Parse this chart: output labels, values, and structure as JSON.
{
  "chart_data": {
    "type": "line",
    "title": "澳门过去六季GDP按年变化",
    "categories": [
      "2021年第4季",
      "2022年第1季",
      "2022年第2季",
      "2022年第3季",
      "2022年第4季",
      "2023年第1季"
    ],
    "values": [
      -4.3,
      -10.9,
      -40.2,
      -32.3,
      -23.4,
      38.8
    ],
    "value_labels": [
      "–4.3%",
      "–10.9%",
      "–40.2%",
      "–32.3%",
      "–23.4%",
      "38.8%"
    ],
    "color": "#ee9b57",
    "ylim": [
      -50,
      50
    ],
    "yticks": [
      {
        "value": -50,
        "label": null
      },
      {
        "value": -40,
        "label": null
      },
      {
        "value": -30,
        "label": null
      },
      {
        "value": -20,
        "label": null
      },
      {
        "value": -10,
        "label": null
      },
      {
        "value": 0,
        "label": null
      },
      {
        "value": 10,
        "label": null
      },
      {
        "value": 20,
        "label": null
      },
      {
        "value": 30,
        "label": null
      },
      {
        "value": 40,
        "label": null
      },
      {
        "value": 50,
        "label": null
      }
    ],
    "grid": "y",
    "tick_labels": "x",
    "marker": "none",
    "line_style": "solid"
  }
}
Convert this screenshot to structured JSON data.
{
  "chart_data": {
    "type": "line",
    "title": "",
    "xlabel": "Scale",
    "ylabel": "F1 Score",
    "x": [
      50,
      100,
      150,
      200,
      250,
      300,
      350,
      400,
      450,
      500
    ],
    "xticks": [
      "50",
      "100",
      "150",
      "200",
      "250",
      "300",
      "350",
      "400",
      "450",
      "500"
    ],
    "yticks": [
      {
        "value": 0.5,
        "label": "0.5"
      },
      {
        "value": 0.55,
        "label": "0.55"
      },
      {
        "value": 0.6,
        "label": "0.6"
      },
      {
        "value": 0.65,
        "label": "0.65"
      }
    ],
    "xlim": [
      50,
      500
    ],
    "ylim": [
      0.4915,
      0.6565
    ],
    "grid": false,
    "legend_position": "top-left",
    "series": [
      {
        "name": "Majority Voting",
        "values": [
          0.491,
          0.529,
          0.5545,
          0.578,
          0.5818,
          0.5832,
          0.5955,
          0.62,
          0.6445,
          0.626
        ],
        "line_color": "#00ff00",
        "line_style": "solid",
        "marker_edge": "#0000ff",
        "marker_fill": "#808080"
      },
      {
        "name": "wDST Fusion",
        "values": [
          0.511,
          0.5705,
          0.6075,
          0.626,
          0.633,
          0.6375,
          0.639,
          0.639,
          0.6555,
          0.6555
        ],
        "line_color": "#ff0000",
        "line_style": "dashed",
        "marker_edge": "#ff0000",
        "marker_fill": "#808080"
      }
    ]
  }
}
-- -- --
_Your goal:_ Print every line of the records exactly. Omit nothing.

_Correct output:_
Parse this chart: output labels, values, and structure as JSON.
{
  "chart_data": {
    "type": "line",
    "title": "澳门过去六季GDP按年变化",
    "categories": [
      "2021年第4季",
      "2022年第1季",
      "2022年第2季",
      "2022年第3季",
      "2022年第4季",
      "2023年第1季"
    ],
    "values": [
      -4.3,
      -10.9,
      -40.2,
      -32.3,
      -23.4,
      38.8
    ],
    "value_labels": [
      "–4.3%",
      "–10.9%",
      "–40.2%",
      "–32.3%",
      "–23.4%",
      "38.8%"
    ],
    "color": "#ee9b57",
    "ylim": [
      -50,
      50
    ],
    "yticks": [
      {
        "value": -50,
        "label": null
      },
      {
        "value": -40,
        "label": null
      },
      {
        "value": -30,
        "label": null
      },
      {
        "value": -20,
        "label": null
      },
      {
        "value": -10,
        "label": null
      },
      {
        "value": 0,
        "label": null
      },
      {
        "value": 10,
        "label": null
      },
      {
        "value": 20,
        "label": null
      },
      {
        "value": 30,
        "label": null
      },
      {
        "value": 40,
        "label": null
      },
      {
        "value": 50,
        "label": null
      }
    ],
    "grid": "y",
    "tick_labels": "x",
    "marker": "none",
    "line_style": "solid"
  }
}
Convert this screenshot to structured JSON data.
{
  "chart_data": {
    "type": "line",
    "title": "",
    "xlabel": "Scale",
    "ylabel": "F1 Score",
    "x": [
      50,
      100,
      150,
      200,
      250,
      300,
      350,
      400,
      450,
      500
    ],
    "xticks": [
      "50",
      "100",
      "150",
      "200",
      "250",
      "300",
      "350",
      "400",
      "450",
      "500"
    ],
    "yticks": [
      {
        "value": 0.5,
        "label": "0.5"
      },
      {
        "value": 0.55,
        "label": "0.55"
      },
      {
        "value": 0.6,
        "label": "0.6"
      },
      {
        "value": 0.65,
        "label": "0.65"
      }
    ],
    "xlim": [
      50,
      500
    ],
    "ylim": [
      0.4915,
      0.6565
    ],
    "grid": false,
    "legend_position": "top-left",
    "series": [
      {
        "name": "Majority Voting",
        "values": [
          0.491,
          0.529,
          0.5545,
          0.578,
          0.5818,
          0.5832,
          0.5955,
          0.62,
          0.6445,
          0.626
        ],
        "line_color": "#00ff00",
        "line_style": "solid",
        "marker_edge": "#0000ff",
        "marker_fill": "#808080"
      },
      {
        "name": "wDST Fusion",
        "values": [
          0.511,
          0.5705,
          0.6075,
          0.626,
          0.633,
          0.6375,
          0.639,
          0.639,
          0.6555,
          0.6555
        ],
        "line_color": "#ff0000",
        "line_style": "dashed",
        "marker_edge": "#ff0000",
        "marker_fill": "#808080"
      }
    ]
  }
}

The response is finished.